Start of Supplied data
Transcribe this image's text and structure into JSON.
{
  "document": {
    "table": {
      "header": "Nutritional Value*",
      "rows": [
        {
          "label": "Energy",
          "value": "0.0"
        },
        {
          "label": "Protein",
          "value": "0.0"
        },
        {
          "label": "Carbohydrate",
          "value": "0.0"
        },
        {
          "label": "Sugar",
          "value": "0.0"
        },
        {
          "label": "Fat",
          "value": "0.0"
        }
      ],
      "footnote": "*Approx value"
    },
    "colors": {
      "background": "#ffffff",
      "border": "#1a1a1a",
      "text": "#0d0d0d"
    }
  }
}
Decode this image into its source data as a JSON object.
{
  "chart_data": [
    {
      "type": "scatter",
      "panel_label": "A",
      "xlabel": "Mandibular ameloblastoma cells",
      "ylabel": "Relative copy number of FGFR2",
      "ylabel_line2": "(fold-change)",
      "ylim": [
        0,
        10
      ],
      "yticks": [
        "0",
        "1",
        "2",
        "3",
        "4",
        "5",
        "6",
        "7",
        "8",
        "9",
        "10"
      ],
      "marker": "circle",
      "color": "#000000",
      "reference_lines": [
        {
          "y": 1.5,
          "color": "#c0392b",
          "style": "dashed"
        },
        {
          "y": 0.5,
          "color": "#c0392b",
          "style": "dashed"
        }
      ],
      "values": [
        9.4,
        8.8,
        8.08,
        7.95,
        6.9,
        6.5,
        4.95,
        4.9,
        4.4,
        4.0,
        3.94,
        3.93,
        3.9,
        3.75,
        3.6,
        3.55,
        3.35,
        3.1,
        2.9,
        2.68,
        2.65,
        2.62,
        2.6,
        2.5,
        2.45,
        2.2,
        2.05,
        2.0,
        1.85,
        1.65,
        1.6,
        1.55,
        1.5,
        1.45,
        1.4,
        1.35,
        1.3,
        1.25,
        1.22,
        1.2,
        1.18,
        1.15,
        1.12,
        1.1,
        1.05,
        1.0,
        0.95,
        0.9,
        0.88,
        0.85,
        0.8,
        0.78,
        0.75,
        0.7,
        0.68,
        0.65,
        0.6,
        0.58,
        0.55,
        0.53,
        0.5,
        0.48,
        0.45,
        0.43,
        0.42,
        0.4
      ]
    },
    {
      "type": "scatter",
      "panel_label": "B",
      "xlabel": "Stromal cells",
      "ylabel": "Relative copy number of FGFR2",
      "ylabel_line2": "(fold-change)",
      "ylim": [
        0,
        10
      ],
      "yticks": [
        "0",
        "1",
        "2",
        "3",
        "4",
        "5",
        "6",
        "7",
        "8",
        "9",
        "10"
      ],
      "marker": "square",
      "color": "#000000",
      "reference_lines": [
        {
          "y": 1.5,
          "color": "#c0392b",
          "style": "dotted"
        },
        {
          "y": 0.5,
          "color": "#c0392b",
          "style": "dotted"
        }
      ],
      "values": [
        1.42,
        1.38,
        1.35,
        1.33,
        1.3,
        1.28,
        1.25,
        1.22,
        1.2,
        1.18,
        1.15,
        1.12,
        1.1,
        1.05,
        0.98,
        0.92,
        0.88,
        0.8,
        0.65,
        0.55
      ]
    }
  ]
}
End of Supplied data
> What to work on
Would you please write out the entries again exactly?

> Written answer
Transcribe this image's text and structure into JSON.
{
  "document": {
    "table": {
      "header": "Nutritional Value*",
      "rows": [
        {
          "label": "Energy",
          "value": "0.0"
        },
        {
          "label": "Protein",
          "value": "0.0"
        },
        {
          "label": "Carbohydrate",
          "value": "0.0"
        },
        {
          "label": "Sugar",
          "value": "0.0"
        },
        {
          "label": "Fat",
          "value": "0.0"
        }
      ],
      "footnote": "*Approx value"
    },
    "colors": {
      "background": "#ffffff",
      "border": "#1a1a1a",
      "text": "#0d0d0d"
    }
  }
}
Decode this image into its source data as a JSON object.
{
  "chart_data": [
    {
      "type": "scatter",
      "panel_label": "A",
      "xlabel": "Mandibular ameloblastoma cells",
      "ylabel": "Relative copy number of FGFR2",
      "ylabel_line2": "(fold-change)",
      "ylim": [
        0,
        10
      ],
      "yticks": [
        "0",
        "1",
        "2",
        "3",
        "4",
        "5",
        "6",
        "7",
        "8",
        "9",
        "10"
      ],
      "marker": "circle",
      "color": "#000000",
      "reference_lines": [
        {
          "y": 1.5,
          "color": "#c0392b",
          "style": "dashed"
        },
        {
          "y": 0.5,
          "color": "#c0392b",
          "style": "dashed"
        }
      ],
      "values": [
        9.4,
        8.8,
        8.08,
        7.95,
        6.9,
        6.5,
        4.95,
        4.9,
        4.4,
        4.0,
        3.94,
        3.93,
        3.9,
        3.75,
        3.6,
        3.55,
        3.35,
        3.1,
        2.9,
        2.68,
        2.65,
        2.62,
        2.6,
        2.5,
        2.45,
        2.2,
        2.05,
        2.0,
        1.85,
        1.65,
        1.6,
        1.55,
        1.5,
        1.45,
        1.4,
        1.35,
        1.3,
        1.25,
        1.22,
        1.2,
        1.18,
        1.15,
        1.12,
        1.1,
        1.05,
        1.0,
        0.95,
        0.9,
        0.88,
        0.85,
        0.8,
        0.78,
        0.75,
        0.7,
        0.68,
        0.65,
        0.6,
        0.58,
        0.55,
        0.53,
        0.5,
        0.48,
        0.45,
        0.43,
        0.42,
        0.4
      ]
    },
    {
      "type": "scatter",
      "panel_label": "B",
      "xlabel": "Stromal cells",
      "ylabel": "Relative copy number of FGFR2",
      "ylabel_line2": "(fold-change)",
      "ylim": [
        0,
        10
      ],
      "yticks": [
        "0",
        "1",
        "2",
        "3",
        "4",
        "5",
        "6",
        "7",
        "8",
        "9",
        "10"
      ],
      "marker": "square",
      "color": "#000000",
      "reference_lines": [
        {
          "y": 1.5,
          "color": "#c0392b",
          "style": "dotted"
        },
        {
          "y": 0.5,
          "color": "#c0392b",
          "style": "dotted"
        }
      ],
      "values": [
        1.42,
        1.38,
        1.35,
        1.33,
        1.3,
        1.28,
        1.25,
        1.22,
        1.2,
        1.18,
        1.15,
        1.12,
        1.1,
        1.05,
        0.98,
        0.92,
        0.88,
        0.8,
        0.65,
        0.55
      ]
    }
  ]
}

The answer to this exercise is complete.